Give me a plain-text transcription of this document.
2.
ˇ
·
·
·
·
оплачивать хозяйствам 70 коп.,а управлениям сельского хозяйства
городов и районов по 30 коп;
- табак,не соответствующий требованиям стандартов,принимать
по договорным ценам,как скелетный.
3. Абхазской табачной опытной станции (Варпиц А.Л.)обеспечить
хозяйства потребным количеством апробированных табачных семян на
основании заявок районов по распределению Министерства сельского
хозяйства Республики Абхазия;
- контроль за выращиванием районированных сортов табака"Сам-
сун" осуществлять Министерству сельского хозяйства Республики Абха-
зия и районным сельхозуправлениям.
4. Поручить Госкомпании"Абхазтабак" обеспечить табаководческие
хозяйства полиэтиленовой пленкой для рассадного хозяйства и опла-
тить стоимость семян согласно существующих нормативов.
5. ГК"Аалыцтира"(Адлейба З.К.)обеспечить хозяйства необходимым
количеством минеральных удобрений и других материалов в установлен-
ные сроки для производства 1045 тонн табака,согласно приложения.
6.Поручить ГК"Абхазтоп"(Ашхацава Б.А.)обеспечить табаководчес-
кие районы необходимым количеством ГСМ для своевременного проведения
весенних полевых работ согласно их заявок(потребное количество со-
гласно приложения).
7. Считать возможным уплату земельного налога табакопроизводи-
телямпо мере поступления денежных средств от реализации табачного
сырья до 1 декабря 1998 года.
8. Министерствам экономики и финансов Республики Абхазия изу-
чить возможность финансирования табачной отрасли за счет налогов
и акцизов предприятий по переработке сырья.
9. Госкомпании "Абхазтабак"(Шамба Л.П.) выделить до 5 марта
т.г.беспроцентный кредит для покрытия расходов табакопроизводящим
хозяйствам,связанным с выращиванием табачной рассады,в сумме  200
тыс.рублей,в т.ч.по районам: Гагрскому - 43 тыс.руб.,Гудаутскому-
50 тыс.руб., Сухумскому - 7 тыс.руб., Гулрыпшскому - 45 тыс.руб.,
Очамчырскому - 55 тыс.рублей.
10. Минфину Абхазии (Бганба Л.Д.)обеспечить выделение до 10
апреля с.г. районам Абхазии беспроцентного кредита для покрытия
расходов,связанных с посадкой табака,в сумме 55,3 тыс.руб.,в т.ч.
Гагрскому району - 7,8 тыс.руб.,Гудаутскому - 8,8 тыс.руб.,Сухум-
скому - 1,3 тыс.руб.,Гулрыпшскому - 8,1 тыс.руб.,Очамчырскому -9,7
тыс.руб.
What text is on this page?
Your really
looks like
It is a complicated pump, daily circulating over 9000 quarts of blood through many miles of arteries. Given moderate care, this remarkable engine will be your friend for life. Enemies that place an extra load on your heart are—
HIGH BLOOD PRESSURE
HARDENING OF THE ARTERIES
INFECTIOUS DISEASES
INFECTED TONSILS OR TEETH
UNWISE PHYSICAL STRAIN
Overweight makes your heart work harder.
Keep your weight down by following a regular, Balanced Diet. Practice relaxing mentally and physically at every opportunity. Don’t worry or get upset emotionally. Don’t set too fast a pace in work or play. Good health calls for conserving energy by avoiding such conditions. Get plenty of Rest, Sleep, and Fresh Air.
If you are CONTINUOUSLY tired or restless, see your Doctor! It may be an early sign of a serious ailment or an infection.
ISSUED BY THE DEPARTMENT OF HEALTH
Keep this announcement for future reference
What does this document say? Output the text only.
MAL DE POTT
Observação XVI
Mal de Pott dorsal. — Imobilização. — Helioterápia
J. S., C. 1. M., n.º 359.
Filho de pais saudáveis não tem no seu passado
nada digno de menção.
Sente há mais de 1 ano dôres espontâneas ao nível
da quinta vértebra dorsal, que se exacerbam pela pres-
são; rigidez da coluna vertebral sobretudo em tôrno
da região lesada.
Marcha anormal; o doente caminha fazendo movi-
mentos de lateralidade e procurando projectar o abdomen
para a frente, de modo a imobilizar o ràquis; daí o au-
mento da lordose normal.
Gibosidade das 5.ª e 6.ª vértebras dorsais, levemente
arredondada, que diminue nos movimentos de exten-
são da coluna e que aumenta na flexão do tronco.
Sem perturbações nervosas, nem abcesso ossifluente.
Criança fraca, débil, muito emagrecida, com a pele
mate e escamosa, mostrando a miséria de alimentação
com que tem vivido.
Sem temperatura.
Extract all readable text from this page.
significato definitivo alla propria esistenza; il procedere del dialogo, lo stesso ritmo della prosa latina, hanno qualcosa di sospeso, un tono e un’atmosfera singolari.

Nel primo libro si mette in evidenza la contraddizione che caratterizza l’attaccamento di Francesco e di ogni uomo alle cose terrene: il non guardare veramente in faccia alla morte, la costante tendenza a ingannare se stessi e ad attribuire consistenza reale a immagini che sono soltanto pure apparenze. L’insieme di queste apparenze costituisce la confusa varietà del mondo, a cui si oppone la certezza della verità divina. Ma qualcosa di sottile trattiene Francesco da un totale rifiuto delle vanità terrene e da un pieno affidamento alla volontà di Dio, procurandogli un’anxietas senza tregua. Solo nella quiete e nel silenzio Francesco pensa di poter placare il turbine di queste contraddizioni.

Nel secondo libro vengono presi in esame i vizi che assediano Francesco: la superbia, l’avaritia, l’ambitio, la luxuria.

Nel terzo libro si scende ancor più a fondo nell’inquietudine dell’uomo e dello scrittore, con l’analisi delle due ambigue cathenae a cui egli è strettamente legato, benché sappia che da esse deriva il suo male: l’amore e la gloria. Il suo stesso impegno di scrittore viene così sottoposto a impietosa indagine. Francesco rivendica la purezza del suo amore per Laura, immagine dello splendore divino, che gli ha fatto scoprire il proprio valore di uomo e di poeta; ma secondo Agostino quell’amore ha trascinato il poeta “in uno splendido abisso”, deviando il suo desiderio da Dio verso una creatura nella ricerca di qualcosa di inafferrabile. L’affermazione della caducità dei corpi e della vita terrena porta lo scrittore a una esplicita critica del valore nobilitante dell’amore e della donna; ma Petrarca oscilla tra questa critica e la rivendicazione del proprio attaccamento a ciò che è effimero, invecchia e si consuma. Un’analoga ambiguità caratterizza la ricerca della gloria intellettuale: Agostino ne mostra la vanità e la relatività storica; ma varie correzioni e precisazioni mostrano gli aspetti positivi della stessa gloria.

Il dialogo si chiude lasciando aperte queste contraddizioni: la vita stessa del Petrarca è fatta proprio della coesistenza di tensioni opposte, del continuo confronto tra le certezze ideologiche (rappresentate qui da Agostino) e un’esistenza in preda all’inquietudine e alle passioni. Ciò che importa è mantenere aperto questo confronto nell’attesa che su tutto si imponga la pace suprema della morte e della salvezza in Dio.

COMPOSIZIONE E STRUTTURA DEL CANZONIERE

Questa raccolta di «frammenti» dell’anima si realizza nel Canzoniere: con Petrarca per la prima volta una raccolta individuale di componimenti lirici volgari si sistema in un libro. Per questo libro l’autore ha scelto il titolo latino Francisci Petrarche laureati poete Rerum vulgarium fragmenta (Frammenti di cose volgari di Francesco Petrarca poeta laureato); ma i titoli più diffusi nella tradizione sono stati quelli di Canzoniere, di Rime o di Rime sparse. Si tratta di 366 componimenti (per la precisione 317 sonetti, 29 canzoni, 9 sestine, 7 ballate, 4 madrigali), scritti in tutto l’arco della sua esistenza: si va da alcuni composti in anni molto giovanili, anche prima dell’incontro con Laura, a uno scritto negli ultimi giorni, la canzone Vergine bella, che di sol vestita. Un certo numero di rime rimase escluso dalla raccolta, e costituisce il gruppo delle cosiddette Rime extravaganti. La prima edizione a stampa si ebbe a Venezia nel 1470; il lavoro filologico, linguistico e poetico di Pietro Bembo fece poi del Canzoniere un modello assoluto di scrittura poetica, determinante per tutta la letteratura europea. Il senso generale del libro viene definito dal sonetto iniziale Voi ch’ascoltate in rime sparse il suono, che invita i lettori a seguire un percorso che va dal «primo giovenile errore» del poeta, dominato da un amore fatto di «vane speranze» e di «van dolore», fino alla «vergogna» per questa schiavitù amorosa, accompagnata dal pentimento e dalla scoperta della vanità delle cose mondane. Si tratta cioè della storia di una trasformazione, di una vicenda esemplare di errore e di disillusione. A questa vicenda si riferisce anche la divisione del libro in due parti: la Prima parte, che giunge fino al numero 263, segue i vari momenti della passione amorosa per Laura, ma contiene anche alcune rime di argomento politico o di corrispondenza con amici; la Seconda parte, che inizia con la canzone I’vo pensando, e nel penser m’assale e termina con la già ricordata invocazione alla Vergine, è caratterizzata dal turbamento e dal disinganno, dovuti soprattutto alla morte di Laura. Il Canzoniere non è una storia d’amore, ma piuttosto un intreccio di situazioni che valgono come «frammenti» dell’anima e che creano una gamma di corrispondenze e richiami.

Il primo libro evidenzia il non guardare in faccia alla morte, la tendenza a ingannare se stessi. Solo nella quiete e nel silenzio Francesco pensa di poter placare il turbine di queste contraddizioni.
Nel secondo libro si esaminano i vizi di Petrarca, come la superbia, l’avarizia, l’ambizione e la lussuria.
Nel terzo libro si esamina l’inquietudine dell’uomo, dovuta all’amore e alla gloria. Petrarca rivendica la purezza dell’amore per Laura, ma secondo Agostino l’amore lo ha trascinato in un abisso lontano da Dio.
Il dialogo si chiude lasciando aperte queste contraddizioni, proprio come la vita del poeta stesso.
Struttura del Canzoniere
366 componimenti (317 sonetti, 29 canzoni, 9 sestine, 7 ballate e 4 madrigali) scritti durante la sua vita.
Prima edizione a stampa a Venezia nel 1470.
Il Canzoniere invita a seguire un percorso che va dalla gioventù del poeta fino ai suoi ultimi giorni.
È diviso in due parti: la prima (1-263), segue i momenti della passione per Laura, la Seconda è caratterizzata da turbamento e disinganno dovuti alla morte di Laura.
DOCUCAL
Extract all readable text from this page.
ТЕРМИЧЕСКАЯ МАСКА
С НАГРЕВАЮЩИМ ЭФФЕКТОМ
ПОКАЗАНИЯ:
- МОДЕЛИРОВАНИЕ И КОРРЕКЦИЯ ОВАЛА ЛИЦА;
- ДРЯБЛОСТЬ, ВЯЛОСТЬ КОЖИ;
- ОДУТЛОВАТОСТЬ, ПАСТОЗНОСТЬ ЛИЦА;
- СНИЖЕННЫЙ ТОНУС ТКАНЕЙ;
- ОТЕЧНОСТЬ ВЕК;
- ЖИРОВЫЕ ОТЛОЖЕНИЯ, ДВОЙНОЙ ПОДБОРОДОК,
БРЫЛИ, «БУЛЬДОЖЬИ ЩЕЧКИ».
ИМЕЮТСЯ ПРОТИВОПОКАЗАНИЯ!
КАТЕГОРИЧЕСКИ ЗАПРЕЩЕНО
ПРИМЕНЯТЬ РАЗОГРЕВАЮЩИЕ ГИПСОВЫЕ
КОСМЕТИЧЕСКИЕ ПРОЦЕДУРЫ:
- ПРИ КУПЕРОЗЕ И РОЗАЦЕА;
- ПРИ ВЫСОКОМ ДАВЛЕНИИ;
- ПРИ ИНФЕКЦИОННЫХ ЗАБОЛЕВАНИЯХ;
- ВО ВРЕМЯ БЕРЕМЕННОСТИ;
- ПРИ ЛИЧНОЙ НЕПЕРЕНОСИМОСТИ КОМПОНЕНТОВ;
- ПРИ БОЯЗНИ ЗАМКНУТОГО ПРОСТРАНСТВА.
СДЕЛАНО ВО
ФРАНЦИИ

==*==

WRITTEN TASK:
Lines holding the word "районам" in the entries above are the ones to pull out. Copy them all.

EXERCISE RESPONSE:
тыс.рублей,в т.ч.по районам: Гагрскому - 43 тыс.руб.,Гудаутскому-
апреля с.г. районам Абхазии беспроцентного кредита для покрытия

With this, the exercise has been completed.